───── Record excerpts

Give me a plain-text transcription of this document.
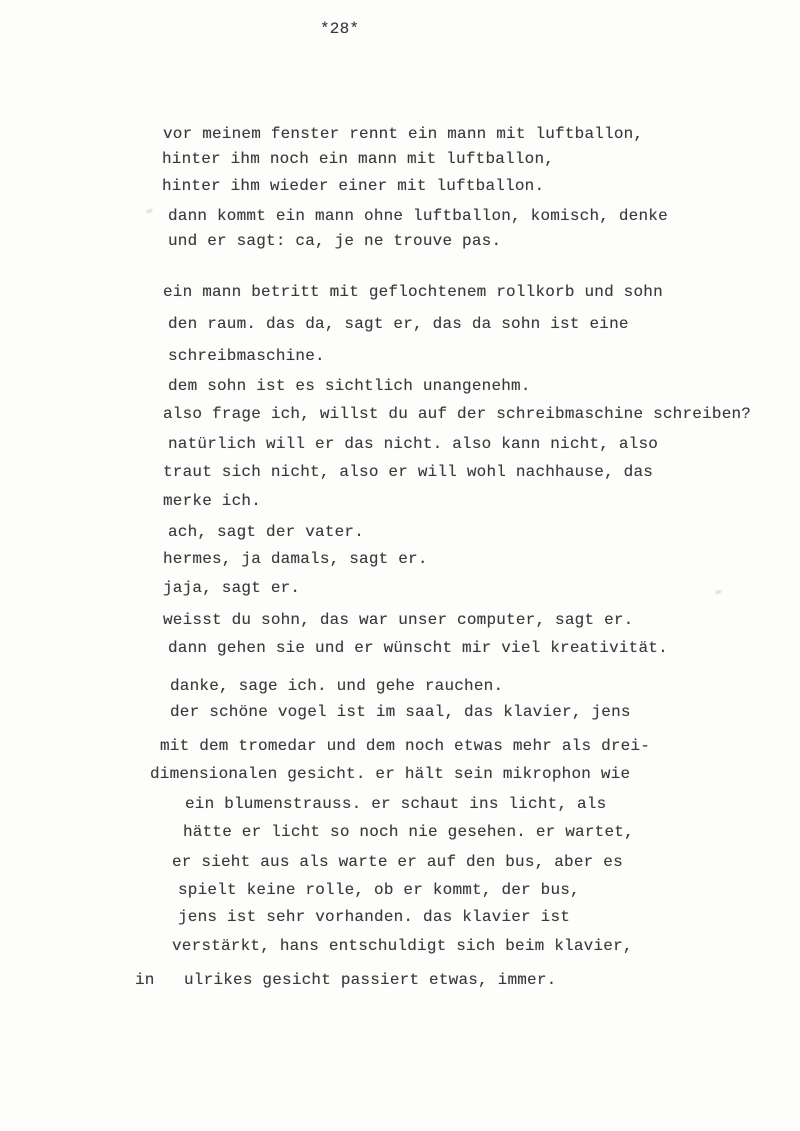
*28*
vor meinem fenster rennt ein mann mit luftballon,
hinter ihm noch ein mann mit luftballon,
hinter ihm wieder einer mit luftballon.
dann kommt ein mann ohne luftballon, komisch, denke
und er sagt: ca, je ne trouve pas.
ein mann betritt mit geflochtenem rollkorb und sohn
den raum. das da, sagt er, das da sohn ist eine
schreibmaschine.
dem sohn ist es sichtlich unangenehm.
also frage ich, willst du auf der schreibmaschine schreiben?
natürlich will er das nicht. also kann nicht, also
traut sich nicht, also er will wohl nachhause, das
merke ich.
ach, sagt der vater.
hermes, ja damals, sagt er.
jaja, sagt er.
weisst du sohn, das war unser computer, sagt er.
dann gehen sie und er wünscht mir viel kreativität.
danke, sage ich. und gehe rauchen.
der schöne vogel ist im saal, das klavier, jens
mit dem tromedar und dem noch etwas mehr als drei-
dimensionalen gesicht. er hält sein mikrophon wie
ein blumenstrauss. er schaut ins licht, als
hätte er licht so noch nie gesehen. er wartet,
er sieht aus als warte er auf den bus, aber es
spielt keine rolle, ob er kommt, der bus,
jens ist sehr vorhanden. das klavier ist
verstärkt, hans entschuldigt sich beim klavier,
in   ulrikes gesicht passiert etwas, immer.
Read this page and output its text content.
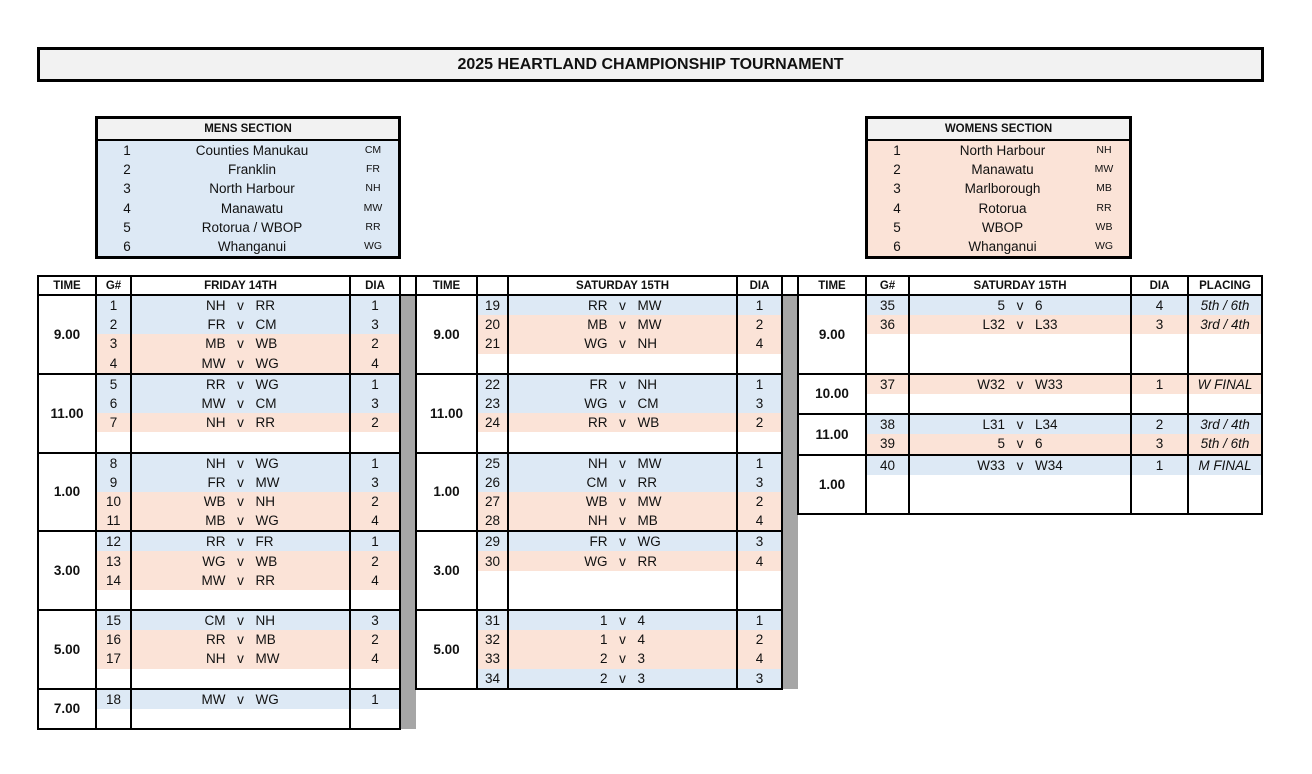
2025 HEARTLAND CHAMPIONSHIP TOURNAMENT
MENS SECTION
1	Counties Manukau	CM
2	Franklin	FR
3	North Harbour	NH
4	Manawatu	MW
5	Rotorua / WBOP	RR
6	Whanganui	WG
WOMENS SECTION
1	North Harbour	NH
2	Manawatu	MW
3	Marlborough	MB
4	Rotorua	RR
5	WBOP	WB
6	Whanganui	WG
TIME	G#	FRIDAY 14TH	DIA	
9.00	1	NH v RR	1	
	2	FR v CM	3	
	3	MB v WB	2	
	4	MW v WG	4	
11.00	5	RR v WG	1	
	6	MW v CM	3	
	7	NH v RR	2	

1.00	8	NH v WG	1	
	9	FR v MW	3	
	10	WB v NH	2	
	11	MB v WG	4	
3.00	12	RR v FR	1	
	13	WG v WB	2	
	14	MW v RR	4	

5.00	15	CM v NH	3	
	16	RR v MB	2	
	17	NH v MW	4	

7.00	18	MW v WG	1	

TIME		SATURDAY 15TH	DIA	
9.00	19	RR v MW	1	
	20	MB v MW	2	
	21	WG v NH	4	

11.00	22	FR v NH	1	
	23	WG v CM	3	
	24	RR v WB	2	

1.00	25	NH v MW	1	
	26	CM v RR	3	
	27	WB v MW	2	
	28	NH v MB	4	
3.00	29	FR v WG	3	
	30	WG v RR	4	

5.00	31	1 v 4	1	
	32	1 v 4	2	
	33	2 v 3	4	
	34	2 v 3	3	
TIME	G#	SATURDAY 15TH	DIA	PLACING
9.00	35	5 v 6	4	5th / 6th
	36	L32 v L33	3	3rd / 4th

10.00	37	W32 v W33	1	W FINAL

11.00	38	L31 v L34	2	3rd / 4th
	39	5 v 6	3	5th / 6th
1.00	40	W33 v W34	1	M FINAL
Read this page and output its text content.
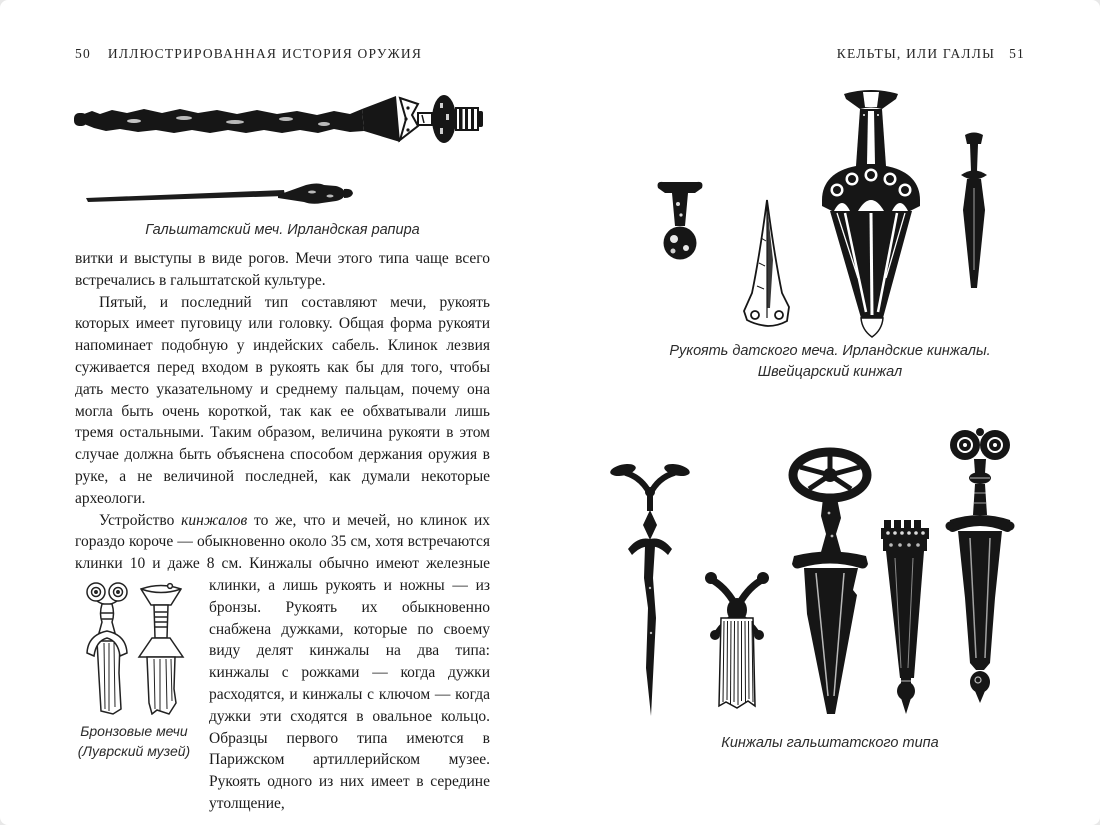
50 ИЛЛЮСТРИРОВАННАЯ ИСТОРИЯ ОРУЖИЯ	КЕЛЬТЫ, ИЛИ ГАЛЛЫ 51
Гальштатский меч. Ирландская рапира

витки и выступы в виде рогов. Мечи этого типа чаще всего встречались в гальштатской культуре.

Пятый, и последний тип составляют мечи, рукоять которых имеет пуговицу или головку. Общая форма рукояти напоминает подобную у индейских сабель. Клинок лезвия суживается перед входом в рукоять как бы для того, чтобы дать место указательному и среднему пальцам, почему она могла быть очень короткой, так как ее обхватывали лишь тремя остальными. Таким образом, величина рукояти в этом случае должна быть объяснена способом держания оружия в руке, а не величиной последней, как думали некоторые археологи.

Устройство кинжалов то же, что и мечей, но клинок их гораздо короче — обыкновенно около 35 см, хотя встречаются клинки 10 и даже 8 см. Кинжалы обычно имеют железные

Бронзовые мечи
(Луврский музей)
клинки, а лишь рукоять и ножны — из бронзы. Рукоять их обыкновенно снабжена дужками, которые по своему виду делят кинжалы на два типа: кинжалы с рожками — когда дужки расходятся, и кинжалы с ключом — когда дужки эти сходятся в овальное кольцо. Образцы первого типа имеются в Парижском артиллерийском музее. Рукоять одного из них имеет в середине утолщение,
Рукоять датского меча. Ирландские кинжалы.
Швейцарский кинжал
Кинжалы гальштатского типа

──────────

Reproduce all entries exactly. Pictures do not belong in the copy.

### Response below
Give me a plain-text transcription of this document.
*28*
vor meinem fenster rennt ein mann mit luftballon,
hinter ihm noch ein mann mit luftballon,
hinter ihm wieder einer mit luftballon.
dann kommt ein mann ohne luftballon, komisch, denke
und er sagt: ca, je ne trouve pas.
ein mann betritt mit geflochtenem rollkorb und sohn
den raum. das da, sagt er, das da sohn ist eine
schreibmaschine.
dem sohn ist es sichtlich unangenehm.
also frage ich, willst du auf der schreibmaschine schreiben?
natürlich will er das nicht. also kann nicht, also
traut sich nicht, also er will wohl nachhause, das
merke ich.
ach, sagt der vater.
hermes, ja damals, sagt er.
jaja, sagt er.
weisst du sohn, das war unser computer, sagt er.
dann gehen sie und er wünscht mir viel kreativität.
danke, sage ich. und gehe rauchen.
der schöne vogel ist im saal, das klavier, jens
mit dem tromedar und dem noch etwas mehr als drei-
dimensionalen gesicht. er hält sein mikrophon wie
ein blumenstrauss. er schaut ins licht, als
hätte er licht so noch nie gesehen. er wartet,
er sieht aus als warte er auf den bus, aber es
spielt keine rolle, ob er kommt, der bus,
jens ist sehr vorhanden. das klavier ist
verstärkt, hans entschuldigt sich beim klavier,
in   ulrikes gesicht passiert etwas, immer.
Read this page and output its text content.
2025 HEARTLAND CHAMPIONSHIP TOURNAMENT
MENS SECTION
1	Counties Manukau	CM
2	Franklin	FR
3	North Harbour	NH
4	Manawatu	MW
5	Rotorua / WBOP	RR
6	Whanganui	WG
WOMENS SECTION
1	North Harbour	NH
2	Manawatu	MW
3	Marlborough	MB
4	Rotorua	RR
5	WBOP	WB
6	Whanganui	WG
TIME	G#	FRIDAY 14TH	DIA	
9.00	1	NH v RR	1	
	2	FR v CM	3	
	3	MB v WB	2	
	4	MW v WG	4	
11.00	5	RR v WG	1	
	6	MW v CM	3	
	7	NH v RR	2	

1.00	8	NH v WG	1	
	9	FR v MW	3	
	10	WB v NH	2	
	11	MB v WG	4	
3.00	12	RR v FR	1	
	13	WG v WB	2	
	14	MW v RR	4	

5.00	15	CM v NH	3	
	16	RR v MB	2	
	17	NH v MW	4	

7.00	18	MW v WG	1	

TIME		SATURDAY 15TH	DIA	
9.00	19	RR v MW	1	
	20	MB v MW	2	
	21	WG v NH	4	

11.00	22	FR v NH	1	
	23	WG v CM	3	
	24	RR v WB	2	

1.00	25	NH v MW	1	
	26	CM v RR	3	
	27	WB v MW	2	
	28	NH v MB	4	
3.00	29	FR v WG	3	
	30	WG v RR	4	

5.00	31	1 v 4	1	
	32	1 v 4	2	
	33	2 v 3	4	
	34	2 v 3	3	
TIME	G#	SATURDAY 15TH	DIA	PLACING
9.00	35	5 v 6	4	5th / 6th
	36	L32 v L33	3	3rd / 4th

10.00	37	W32 v W33	1	W FINAL

11.00	38	L31 v L34	2	3rd / 4th
	39	5 v 6	3	5th / 6th
1.00	40	W33 v W34	1	M FINAL
Read this page and output its text content.
50 ИЛЛЮСТРИРОВАННАЯ ИСТОРИЯ ОРУЖИЯ	КЕЛЬТЫ, ИЛИ ГАЛЛЫ 51
Гальштатский меч. Ирландская рапира

витки и выступы в виде рогов. Мечи этого типа чаще всего встречались в гальштатской культуре.

Пятый, и последний тип составляют мечи, рукоять которых имеет пуговицу или головку. Общая форма рукояти напоминает подобную у индейских сабель. Клинок лезвия суживается перед входом в рукоять как бы для того, чтобы дать место указательному и среднему пальцам, почему она могла быть очень короткой, так как ее обхватывали лишь тремя остальными. Таким образом, величина рукояти в этом случае должна быть объяснена способом держания оружия в руке, а не величиной последней, как думали некоторые археологи.

Устройство кинжалов то же, что и мечей, но клинок их гораздо короче — обыкновенно около 35 см, хотя встречаются клинки 10 и даже 8 см. Кинжалы обычно имеют железные

Бронзовые мечи
(Луврский музей)
клинки, а лишь рукоять и ножны — из бронзы. Рукоять их обыкновенно снабжена дужками, которые по своему виду делят кинжалы на два типа: кинжалы с рожками — когда дужки расходятся, и кинжалы с ключом — когда дужки эти сходятся в овальное кольцо. Образцы первого типа имеются в Парижском артиллерийском музее. Рукоять одного из них имеет в середине утолщение,
Рукоять датского меча. Ирландские кинжалы.
Швейцарский кинжал
Кинжалы гальштатского типа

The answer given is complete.